Task objective: The records that follow must be reproduced in full, exactly as written.

···

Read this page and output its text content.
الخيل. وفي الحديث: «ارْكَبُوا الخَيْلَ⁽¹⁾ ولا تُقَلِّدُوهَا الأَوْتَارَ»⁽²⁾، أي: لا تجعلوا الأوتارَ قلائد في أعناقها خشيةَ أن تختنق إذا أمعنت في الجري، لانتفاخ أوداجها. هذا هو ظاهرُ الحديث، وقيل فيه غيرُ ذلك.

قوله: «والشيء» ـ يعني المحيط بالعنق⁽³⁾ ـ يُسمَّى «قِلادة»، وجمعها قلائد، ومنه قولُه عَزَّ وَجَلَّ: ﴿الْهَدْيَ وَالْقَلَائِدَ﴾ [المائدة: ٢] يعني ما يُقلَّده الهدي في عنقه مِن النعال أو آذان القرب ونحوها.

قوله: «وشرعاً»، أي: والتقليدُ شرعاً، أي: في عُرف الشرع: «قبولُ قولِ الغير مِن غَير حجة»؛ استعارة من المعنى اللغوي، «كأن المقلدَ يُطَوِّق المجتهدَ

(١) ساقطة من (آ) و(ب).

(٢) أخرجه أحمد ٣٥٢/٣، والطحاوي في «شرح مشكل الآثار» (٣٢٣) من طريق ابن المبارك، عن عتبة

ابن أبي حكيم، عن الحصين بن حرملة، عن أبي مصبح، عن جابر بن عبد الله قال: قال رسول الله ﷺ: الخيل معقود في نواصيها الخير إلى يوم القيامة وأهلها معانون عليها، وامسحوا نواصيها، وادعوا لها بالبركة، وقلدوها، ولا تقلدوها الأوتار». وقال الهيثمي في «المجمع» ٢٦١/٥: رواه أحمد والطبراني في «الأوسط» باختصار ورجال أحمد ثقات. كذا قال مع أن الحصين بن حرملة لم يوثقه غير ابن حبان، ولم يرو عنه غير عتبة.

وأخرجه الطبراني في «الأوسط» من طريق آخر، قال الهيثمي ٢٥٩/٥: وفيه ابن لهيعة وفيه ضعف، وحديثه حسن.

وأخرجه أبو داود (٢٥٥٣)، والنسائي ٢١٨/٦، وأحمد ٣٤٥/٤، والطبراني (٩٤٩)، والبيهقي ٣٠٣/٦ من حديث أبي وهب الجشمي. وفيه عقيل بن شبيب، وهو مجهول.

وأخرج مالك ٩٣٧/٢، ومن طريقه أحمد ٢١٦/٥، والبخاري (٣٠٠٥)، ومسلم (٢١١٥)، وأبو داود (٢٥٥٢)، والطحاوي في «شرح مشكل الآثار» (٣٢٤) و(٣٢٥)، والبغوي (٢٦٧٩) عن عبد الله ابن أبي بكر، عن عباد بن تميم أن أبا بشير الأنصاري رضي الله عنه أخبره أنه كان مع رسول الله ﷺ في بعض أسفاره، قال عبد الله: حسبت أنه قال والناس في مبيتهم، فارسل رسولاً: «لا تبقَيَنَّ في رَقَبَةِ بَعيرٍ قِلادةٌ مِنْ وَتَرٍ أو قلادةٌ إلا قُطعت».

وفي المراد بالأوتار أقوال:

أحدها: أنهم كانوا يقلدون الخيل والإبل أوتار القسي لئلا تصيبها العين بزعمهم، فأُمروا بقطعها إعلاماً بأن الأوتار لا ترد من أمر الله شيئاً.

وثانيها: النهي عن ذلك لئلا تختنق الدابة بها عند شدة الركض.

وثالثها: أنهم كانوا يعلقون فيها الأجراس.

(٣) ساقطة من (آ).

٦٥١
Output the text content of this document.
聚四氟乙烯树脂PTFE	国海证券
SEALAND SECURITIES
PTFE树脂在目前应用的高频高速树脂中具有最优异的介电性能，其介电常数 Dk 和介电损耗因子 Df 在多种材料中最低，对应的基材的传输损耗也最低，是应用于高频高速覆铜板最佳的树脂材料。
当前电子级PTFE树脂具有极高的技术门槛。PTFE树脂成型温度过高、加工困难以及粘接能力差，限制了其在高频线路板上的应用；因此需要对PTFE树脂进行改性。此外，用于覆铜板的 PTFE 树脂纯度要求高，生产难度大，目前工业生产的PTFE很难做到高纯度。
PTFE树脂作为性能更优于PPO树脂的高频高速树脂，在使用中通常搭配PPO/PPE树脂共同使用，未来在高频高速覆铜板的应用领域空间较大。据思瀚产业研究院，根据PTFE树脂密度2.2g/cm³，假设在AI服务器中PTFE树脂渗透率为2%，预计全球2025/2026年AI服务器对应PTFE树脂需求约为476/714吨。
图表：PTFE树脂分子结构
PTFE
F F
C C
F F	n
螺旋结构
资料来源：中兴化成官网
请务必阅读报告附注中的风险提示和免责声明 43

···

Final result:
Read this page and output its text content.
الخيل. وفي الحديث: «ارْكَبُوا الخَيْلَ⁽¹⁾ ولا تُقَلِّدُوهَا الأَوْتَارَ»⁽²⁾، أي: لا تجعلوا الأوتارَ قلائد في أعناقها خشيةَ أن تختنق إذا أمعنت في الجري، لانتفاخ أوداجها. هذا هو ظاهرُ الحديث، وقيل فيه غيرُ ذلك.

قوله: «والشيء» ـ يعني المحيط بالعنق⁽³⁾ ـ يُسمَّى «قِلادة»، وجمعها قلائد، ومنه قولُه عَزَّ وَجَلَّ: ﴿الْهَدْيَ وَالْقَلَائِدَ﴾ [المائدة: ٢] يعني ما يُقلَّده الهدي في عنقه مِن النعال أو آذان القرب ونحوها.

قوله: «وشرعاً»، أي: والتقليدُ شرعاً، أي: في عُرف الشرع: «قبولُ قولِ الغير مِن غَير حجة»؛ استعارة من المعنى اللغوي، «كأن المقلدَ يُطَوِّق المجتهدَ

(١) ساقطة من (آ) و(ب).

(٢) أخرجه أحمد ٣٥٢/٣، والطحاوي في «شرح مشكل الآثار» (٣٢٣) من طريق ابن المبارك، عن عتبة

ابن أبي حكيم، عن الحصين بن حرملة، عن أبي مصبح، عن جابر بن عبد الله قال: قال رسول الله ﷺ: الخيل معقود في نواصيها الخير إلى يوم القيامة وأهلها معانون عليها، وامسحوا نواصيها، وادعوا لها بالبركة، وقلدوها، ولا تقلدوها الأوتار». وقال الهيثمي في «المجمع» ٢٦١/٥: رواه أحمد والطبراني في «الأوسط» باختصار ورجال أحمد ثقات. كذا قال مع أن الحصين بن حرملة لم يوثقه غير ابن حبان، ولم يرو عنه غير عتبة.

وأخرجه الطبراني في «الأوسط» من طريق آخر، قال الهيثمي ٢٥٩/٥: وفيه ابن لهيعة وفيه ضعف، وحديثه حسن.

وأخرجه أبو داود (٢٥٥٣)، والنسائي ٢١٨/٦، وأحمد ٣٤٥/٤، والطبراني (٩٤٩)، والبيهقي ٣٠٣/٦ من حديث أبي وهب الجشمي. وفيه عقيل بن شبيب، وهو مجهول.

وأخرج مالك ٩٣٧/٢، ومن طريقه أحمد ٢١٦/٥، والبخاري (٣٠٠٥)، ومسلم (٢١١٥)، وأبو داود (٢٥٥٢)، والطحاوي في «شرح مشكل الآثار» (٣٢٤) و(٣٢٥)، والبغوي (٢٦٧٩) عن عبد الله ابن أبي بكر، عن عباد بن تميم أن أبا بشير الأنصاري رضي الله عنه أخبره أنه كان مع رسول الله ﷺ في بعض أسفاره، قال عبد الله: حسبت أنه قال والناس في مبيتهم، فارسل رسولاً: «لا تبقَيَنَّ في رَقَبَةِ بَعيرٍ قِلادةٌ مِنْ وَتَرٍ أو قلادةٌ إلا قُطعت».

وفي المراد بالأوتار أقوال:

أحدها: أنهم كانوا يقلدون الخيل والإبل أوتار القسي لئلا تصيبها العين بزعمهم، فأُمروا بقطعها إعلاماً بأن الأوتار لا ترد من أمر الله شيئاً.

وثانيها: النهي عن ذلك لئلا تختنق الدابة بها عند شدة الركض.

وثالثها: أنهم كانوا يعلقون فيها الأجراس.

(٣) ساقطة من (آ).

٦٥١
Output the text content of this document.
聚四氟乙烯树脂PTFE	国海证券
SEALAND SECURITIES
PTFE树脂在目前应用的高频高速树脂中具有最优异的介电性能，其介电常数 Dk 和介电损耗因子 Df 在多种材料中最低，对应的基材的传输损耗也最低，是应用于高频高速覆铜板最佳的树脂材料。
当前电子级PTFE树脂具有极高的技术门槛。PTFE树脂成型温度过高、加工困难以及粘接能力差，限制了其在高频线路板上的应用；因此需要对PTFE树脂进行改性。此外，用于覆铜板的 PTFE 树脂纯度要求高，生产难度大，目前工业生产的PTFE很难做到高纯度。
PTFE树脂作为性能更优于PPO树脂的高频高速树脂，在使用中通常搭配PPO/PPE树脂共同使用，未来在高频高速覆铜板的应用领域空间较大。据思瀚产业研究院，根据PTFE树脂密度2.2g/cm³，假设在AI服务器中PTFE树脂渗透率为2%，预计全球2025/2026年AI服务器对应PTFE树脂需求约为476/714吨。
图表：PTFE树脂分子结构
PTFE
F F
C C
F F	n
螺旋结构
资料来源：中兴化成官网
请务必阅读报告附注中的风险提示和免责声明 43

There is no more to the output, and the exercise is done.